((

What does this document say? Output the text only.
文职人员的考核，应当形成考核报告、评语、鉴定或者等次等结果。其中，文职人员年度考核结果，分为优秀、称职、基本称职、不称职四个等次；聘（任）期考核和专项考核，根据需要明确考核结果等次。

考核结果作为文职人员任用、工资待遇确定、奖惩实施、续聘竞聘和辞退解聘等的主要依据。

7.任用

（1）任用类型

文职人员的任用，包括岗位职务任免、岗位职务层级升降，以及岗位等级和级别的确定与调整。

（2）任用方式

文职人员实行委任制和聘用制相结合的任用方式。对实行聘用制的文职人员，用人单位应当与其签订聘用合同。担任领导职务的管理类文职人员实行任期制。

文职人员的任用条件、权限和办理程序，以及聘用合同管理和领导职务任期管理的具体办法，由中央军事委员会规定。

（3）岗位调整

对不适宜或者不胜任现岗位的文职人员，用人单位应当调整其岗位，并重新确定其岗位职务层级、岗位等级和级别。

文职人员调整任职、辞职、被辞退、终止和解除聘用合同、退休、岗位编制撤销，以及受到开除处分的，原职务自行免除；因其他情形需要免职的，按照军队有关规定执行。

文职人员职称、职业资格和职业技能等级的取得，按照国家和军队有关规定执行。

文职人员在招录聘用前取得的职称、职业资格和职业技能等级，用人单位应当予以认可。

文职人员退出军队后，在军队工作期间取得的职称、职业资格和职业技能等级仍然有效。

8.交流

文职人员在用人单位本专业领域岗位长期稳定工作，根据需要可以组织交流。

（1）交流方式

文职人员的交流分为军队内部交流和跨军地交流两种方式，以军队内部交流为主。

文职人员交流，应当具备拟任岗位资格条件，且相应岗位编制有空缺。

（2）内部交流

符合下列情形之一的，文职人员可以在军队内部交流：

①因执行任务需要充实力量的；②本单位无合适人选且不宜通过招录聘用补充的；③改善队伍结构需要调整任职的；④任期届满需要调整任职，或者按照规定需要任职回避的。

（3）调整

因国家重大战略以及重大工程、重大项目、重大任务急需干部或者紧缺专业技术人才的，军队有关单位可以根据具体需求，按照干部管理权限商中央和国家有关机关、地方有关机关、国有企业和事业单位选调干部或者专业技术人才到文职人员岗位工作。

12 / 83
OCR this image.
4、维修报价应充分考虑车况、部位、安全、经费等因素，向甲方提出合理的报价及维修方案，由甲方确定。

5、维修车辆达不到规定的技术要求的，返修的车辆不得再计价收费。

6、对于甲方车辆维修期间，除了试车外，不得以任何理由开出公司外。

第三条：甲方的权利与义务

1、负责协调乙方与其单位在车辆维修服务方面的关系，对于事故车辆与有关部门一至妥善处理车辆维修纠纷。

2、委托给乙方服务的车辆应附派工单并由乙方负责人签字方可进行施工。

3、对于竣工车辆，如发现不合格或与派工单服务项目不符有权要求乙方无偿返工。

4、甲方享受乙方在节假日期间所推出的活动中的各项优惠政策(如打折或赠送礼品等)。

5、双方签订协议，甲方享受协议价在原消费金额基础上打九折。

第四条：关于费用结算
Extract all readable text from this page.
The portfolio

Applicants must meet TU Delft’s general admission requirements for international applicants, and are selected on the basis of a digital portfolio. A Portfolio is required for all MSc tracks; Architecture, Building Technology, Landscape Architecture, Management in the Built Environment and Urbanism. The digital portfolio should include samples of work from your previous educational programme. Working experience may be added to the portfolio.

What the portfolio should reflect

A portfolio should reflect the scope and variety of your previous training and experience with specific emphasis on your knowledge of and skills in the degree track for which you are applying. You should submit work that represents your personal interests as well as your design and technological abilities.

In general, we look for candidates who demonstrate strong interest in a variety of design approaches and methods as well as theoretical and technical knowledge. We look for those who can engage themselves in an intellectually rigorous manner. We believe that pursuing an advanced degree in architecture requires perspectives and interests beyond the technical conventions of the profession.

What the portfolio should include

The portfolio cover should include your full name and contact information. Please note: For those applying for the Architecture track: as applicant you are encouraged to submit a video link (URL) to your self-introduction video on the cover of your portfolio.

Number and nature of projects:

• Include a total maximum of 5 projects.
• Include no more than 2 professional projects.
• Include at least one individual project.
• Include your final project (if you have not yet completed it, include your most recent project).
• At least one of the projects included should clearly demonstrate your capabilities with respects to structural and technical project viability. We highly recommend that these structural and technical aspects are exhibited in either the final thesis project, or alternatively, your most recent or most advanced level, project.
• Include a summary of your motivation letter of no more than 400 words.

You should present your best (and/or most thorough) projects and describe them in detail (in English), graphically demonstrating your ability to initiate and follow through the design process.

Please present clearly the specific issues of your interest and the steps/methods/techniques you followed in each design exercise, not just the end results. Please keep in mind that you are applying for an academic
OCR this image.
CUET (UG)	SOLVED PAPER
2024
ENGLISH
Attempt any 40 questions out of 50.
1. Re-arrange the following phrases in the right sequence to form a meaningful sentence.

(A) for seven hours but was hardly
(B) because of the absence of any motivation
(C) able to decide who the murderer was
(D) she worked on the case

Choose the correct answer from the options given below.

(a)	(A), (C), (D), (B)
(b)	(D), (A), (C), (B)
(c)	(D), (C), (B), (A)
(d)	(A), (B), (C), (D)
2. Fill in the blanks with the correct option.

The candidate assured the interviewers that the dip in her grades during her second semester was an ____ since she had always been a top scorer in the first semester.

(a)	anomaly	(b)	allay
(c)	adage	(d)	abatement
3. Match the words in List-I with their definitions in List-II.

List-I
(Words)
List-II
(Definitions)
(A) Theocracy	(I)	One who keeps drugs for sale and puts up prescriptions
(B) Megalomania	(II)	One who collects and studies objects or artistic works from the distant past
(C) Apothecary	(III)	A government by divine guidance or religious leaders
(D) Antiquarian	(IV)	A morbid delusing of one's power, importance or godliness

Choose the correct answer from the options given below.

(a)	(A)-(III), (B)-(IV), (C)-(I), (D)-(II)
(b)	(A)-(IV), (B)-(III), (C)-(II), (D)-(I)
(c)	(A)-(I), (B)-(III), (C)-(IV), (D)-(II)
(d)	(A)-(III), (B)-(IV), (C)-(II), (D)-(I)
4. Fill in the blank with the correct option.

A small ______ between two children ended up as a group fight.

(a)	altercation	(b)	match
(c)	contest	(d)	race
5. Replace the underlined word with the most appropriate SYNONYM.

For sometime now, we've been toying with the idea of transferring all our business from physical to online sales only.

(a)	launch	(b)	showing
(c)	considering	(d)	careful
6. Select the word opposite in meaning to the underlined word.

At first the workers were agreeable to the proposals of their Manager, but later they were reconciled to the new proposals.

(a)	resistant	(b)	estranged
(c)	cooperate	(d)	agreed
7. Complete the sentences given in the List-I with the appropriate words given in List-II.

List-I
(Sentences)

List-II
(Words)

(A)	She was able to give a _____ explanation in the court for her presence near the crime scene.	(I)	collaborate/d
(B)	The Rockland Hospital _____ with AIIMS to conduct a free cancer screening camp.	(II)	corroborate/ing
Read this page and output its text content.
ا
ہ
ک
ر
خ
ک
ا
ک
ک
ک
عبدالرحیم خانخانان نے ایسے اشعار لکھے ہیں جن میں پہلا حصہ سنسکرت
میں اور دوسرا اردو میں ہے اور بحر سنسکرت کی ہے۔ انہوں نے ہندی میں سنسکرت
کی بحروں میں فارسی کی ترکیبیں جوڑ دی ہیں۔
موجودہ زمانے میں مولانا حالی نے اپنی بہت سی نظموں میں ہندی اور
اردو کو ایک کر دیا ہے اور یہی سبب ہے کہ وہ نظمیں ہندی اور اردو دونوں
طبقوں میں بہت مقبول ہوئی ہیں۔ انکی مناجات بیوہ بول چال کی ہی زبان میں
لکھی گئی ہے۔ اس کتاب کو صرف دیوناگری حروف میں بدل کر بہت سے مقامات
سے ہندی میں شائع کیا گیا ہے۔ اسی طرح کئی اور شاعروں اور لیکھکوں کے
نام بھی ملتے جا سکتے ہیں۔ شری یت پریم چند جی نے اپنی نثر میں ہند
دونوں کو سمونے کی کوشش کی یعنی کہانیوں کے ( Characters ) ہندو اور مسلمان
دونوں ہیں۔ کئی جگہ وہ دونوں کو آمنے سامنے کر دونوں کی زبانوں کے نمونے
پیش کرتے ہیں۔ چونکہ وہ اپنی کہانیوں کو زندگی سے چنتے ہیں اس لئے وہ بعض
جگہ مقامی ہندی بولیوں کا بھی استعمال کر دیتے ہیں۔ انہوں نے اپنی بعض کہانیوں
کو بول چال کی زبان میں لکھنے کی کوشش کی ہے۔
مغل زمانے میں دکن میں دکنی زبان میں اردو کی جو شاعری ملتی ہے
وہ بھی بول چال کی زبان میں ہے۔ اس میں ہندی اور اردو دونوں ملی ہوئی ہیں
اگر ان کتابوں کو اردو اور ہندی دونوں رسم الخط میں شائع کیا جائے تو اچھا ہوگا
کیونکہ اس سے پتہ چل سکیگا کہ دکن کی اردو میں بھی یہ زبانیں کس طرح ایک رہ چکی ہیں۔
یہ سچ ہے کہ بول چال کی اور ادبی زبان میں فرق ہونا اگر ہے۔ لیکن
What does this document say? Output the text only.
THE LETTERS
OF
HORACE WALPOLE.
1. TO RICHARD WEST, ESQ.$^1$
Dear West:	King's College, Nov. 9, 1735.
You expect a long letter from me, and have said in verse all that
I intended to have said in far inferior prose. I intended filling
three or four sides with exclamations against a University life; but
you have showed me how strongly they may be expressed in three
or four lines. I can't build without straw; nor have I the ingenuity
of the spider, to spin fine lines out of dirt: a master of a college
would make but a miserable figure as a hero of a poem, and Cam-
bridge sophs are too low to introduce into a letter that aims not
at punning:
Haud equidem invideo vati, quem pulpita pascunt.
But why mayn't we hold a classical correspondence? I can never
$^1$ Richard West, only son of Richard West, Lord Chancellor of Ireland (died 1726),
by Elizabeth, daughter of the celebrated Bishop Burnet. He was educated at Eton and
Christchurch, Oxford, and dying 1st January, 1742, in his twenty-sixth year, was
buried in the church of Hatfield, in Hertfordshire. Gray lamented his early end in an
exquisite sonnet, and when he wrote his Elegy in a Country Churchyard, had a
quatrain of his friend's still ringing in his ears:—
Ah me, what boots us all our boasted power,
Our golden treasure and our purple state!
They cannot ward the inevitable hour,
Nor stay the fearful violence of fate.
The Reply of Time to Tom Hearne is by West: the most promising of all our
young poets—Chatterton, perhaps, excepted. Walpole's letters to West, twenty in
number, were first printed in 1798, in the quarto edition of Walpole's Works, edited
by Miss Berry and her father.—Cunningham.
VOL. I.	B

))

Determine how many lines of the listing above hold the word "advanced". Report that number without anything else.

2